● **Instruction**
Within this material, how many lines have the string "final" in them? The answer is a number, with nothing added.

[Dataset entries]
+ + + +

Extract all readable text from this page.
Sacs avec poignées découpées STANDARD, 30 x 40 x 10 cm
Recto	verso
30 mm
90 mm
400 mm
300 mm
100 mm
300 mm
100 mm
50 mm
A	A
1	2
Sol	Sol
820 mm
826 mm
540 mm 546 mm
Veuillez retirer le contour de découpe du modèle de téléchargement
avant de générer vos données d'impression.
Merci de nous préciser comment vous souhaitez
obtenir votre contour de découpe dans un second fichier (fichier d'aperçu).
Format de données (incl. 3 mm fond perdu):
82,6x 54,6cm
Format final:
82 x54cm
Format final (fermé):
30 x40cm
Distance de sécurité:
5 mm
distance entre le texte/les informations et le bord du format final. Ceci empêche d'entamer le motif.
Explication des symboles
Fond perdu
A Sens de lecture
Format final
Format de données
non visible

+ + + +

● **Full solution**
4